(Objectif 1): Recopiez le passage de l'extrait sur la qualité de l'air, depuis « ENTRETIEN EXCLUSIF. Marjolaine » jusqu'à « mais également sociétal. » inclus.
(Objectif 2):
Répondez aux questions suivantes à partir de l'extrait sur la qualité de l'air :
(a) Selon Marjolaine Meynier-Millefert, quel double intérêt ont les travaux d'amélioration ?
(b) Quelle était la date de la 4e Journée nationale de la qualité de l'air ?
(c) Pour quelles deux raisons des pics de pollution aux particules sont-ils enregistrés dans la vallée de l'Arve ?

(Extrait fourni):
▬▬▬

ENTRETIEN EXCLUSIF. Marjolaine Meynier-Millefert, co-animatrice du Plan de rénovation énergétique de l'habitat, s'exprime dans Batiactu sur la qualité de l'air intérieur des bâtiments à l'occasion de la Journée nationale de la qualité de l'air 2018. Pour elle, les travaux d'amélioration ont un double intérêt, à la fois énergétique mais également sociétal.

Ce mercredi 19 septembre 2018 était la 4e Journée nationale de la qualité de l'air. L'occasion de sensibiliser les citoyens français à l'importance de conserver une atmosphère pure et saine. Marjolaine Meynier-Millefert, co-animatrice du Plan de rénovation énergétique de l'habitat, partage ses réflexions avec Batiactu : "La qualité de l'air, jusqu'à présent, était surtout l'air extérieur". La députée de l'Isère évoque notamment les problématiques rencontrées dans la vallée de l'Arve, où des pics de pollution aux particules sont enregistrés, non seulement en raison de la circulation de poids lourds mais également en raison du chauffage individuel au bois. L'élue reprend : "Mais s'il existe des alertes pour la pollution atmosphérique il n'y a, en revanche, pas d'indicateur pour l'air intérieur".

▬▬▬

(Données fournies):

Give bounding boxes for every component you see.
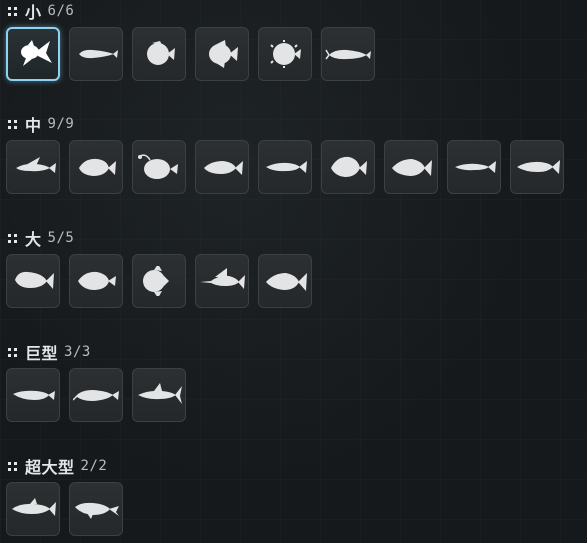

▬▬▬

(Corrigé 1):
ENTRETIEN EXCLUSIF. Marjolaine Meynier-Millefert, co-animatrice du Plan de rénovation énergétique de l'habitat, s'exprime dans Batiactu sur la qualité de l'air intérieur des bâtiments à l'occasion de la Journée nationale de la qualité de l'air 2018. Pour elle, les travaux d'amélioration ont un double intérêt, à la fois énergétique mais également sociétal.

(Corrigé 2):
(a) Un intérêt énergétique et un intérêt sociétal.
(b) Le mercredi 19 septembre 2018.
(c) La circulation de poids lourds et le chauffage individuel au bois.